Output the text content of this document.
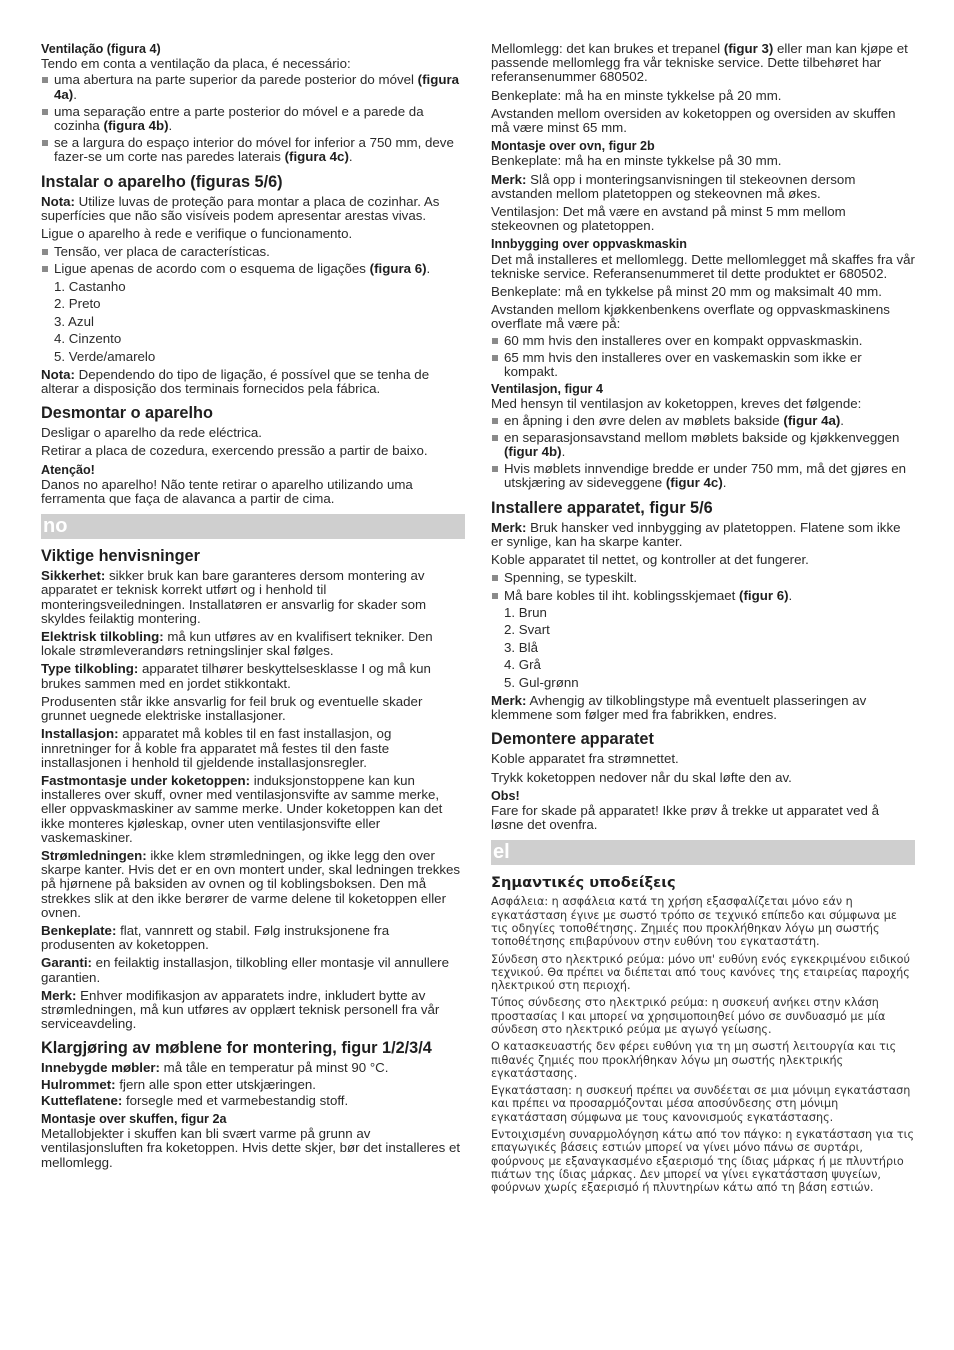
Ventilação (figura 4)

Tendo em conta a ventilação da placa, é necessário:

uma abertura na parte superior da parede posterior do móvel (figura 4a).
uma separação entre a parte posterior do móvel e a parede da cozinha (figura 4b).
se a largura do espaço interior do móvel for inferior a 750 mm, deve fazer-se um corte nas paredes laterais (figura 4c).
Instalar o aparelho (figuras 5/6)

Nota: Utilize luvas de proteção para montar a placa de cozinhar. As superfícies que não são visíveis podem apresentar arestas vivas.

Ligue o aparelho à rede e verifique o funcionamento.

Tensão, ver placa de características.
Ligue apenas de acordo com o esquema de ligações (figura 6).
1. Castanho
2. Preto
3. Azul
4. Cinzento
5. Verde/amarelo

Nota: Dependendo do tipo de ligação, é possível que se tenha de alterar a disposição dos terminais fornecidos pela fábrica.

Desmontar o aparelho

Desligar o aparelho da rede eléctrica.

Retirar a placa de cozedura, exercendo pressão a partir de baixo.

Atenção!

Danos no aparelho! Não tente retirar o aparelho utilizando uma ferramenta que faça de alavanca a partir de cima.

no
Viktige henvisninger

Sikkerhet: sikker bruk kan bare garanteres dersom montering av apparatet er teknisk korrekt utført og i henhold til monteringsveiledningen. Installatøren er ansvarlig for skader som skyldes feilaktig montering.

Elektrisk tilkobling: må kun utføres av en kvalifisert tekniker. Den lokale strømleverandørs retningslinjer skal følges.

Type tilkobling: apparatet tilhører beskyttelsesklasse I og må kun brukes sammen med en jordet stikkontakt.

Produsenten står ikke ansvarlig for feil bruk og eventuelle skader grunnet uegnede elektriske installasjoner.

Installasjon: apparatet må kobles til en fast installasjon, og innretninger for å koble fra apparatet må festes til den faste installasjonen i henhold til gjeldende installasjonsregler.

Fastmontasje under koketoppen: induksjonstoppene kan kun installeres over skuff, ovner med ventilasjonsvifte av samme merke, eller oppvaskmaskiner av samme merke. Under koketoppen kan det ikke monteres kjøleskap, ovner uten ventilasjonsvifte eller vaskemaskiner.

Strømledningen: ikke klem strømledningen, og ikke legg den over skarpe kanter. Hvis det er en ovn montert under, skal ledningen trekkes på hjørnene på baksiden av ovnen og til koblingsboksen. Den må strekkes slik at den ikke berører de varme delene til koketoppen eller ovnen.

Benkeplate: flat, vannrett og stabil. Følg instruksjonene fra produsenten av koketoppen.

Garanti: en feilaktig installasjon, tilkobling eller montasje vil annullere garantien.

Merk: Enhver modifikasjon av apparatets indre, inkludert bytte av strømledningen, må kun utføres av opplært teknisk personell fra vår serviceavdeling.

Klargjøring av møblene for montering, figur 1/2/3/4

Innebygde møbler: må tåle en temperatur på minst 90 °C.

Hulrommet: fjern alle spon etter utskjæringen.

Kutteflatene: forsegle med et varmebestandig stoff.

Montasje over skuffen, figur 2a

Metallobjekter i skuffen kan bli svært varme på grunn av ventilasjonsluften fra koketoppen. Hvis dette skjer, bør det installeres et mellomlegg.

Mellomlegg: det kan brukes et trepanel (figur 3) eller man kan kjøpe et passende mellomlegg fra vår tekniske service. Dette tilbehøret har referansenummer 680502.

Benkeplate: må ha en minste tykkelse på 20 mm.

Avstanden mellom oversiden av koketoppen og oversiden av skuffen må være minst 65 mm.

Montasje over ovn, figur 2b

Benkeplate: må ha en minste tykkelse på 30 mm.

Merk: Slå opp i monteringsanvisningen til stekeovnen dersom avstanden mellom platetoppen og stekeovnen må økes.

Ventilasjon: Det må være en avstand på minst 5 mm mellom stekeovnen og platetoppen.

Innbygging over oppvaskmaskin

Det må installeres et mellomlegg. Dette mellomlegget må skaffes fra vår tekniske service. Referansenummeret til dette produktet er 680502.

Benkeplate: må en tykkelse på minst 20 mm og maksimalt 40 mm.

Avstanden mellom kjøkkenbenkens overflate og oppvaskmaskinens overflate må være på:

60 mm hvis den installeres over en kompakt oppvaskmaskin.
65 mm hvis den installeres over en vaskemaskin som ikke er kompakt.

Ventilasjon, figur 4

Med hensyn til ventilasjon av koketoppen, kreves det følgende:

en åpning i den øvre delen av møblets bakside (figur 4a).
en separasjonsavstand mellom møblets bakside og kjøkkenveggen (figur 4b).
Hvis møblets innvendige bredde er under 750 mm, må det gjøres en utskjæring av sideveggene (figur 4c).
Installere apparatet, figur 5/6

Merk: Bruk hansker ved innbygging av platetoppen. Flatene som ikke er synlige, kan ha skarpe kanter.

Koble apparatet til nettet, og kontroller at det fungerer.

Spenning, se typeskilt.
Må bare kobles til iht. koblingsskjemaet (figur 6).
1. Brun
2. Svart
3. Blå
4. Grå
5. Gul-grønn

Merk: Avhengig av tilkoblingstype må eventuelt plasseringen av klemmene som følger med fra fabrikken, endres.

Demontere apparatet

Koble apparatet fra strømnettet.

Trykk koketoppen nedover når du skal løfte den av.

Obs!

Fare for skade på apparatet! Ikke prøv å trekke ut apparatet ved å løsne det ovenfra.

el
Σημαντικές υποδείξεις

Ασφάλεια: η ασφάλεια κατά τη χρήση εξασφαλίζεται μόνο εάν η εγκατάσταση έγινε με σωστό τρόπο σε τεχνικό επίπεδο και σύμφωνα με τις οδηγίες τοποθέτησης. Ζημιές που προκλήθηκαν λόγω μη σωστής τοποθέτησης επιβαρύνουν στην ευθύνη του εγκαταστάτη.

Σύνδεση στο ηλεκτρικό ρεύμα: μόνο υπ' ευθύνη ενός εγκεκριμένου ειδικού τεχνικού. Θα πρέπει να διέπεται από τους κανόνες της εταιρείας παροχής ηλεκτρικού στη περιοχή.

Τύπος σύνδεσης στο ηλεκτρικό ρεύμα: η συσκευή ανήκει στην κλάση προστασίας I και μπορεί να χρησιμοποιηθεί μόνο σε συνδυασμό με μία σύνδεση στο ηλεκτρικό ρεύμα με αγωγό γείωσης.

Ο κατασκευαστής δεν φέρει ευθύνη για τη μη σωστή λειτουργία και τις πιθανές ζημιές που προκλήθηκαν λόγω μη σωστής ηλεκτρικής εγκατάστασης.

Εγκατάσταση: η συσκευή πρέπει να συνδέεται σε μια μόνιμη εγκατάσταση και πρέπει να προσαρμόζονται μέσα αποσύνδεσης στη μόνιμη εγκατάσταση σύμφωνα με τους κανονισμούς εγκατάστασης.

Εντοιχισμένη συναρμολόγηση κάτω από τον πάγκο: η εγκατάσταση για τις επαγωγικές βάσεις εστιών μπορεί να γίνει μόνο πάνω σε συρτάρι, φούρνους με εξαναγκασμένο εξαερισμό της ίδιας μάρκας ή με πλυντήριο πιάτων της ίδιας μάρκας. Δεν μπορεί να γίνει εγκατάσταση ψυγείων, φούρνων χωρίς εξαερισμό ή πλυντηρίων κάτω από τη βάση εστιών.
+ + + + +
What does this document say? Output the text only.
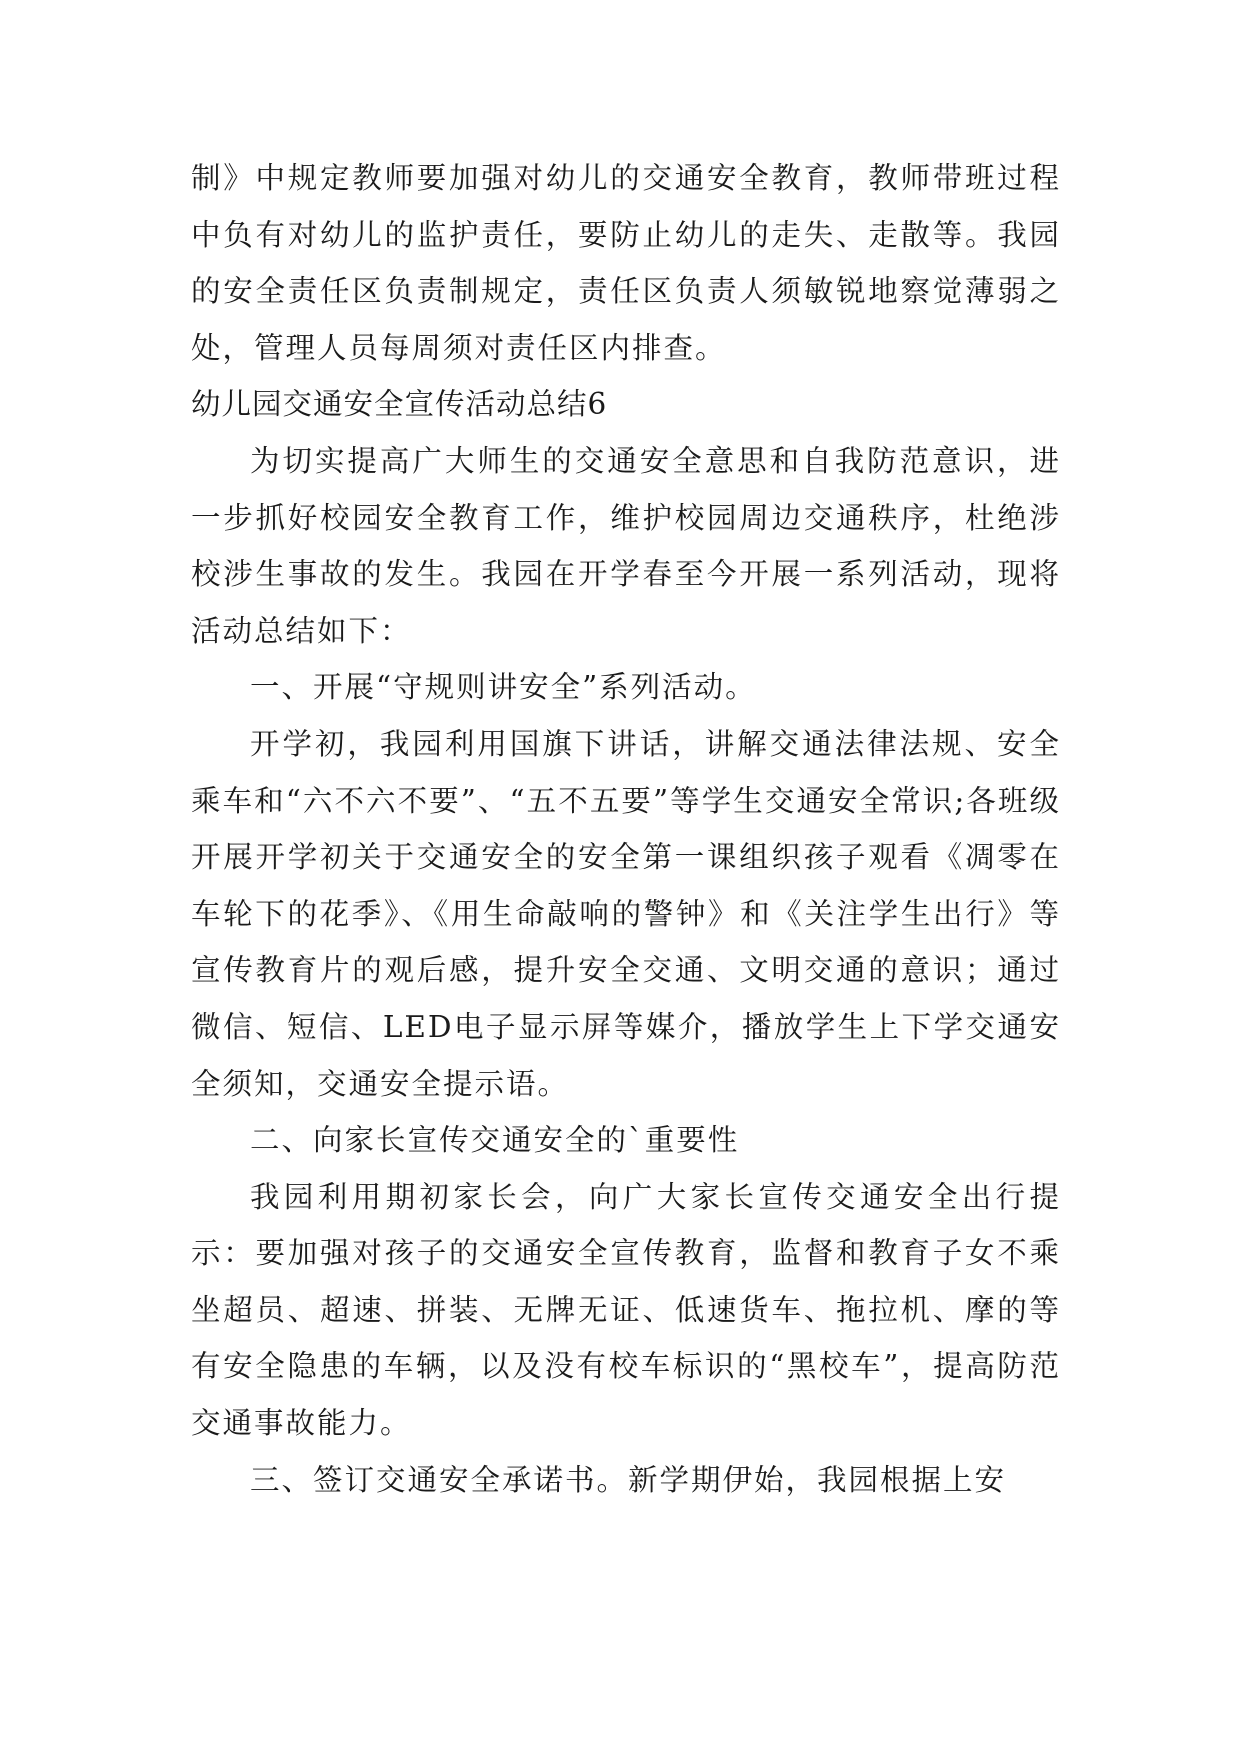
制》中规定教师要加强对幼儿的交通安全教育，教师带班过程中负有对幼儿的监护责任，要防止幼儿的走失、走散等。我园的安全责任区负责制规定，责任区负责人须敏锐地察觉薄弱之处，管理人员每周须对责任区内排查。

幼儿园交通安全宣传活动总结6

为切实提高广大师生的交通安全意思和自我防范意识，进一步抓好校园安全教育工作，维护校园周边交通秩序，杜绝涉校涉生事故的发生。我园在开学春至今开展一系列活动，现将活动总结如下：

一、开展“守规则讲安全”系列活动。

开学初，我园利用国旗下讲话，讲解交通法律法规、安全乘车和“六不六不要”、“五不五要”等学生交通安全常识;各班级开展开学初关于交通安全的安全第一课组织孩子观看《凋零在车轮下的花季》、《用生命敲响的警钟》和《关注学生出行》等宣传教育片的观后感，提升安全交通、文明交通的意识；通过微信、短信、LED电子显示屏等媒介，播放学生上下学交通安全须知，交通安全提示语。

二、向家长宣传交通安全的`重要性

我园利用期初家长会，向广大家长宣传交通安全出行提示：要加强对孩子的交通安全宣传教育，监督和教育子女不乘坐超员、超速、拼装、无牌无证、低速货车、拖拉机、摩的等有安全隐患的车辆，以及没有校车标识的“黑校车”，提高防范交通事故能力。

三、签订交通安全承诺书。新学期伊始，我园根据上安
+ + + + +
**WHAT TO PRODUCE**: Extract every line above that contains the word "πρέπει".

**EXERCISE RESPONSE**:
Σύνδεση στο ηλεκτρικό ρεύμα: μόνο υπ' ευθύνη ενός εγκεκριμένου ειδικού τεχνικού. Θα πρέπει να διέπεται από τους κανόνες της εταιρείας παροχής ηλεκτρικού στη περιοχή.
Εγκατάσταση: η συσκευή πρέπει να συνδέεται σε μια μόνιμη εγκατάσταση και πρέπει να προσαρμόζονται μέσα αποσύνδεσης στη μόνιμη εγκατάσταση σύμφωνα με τους κανονισμούς εγκατάστασης.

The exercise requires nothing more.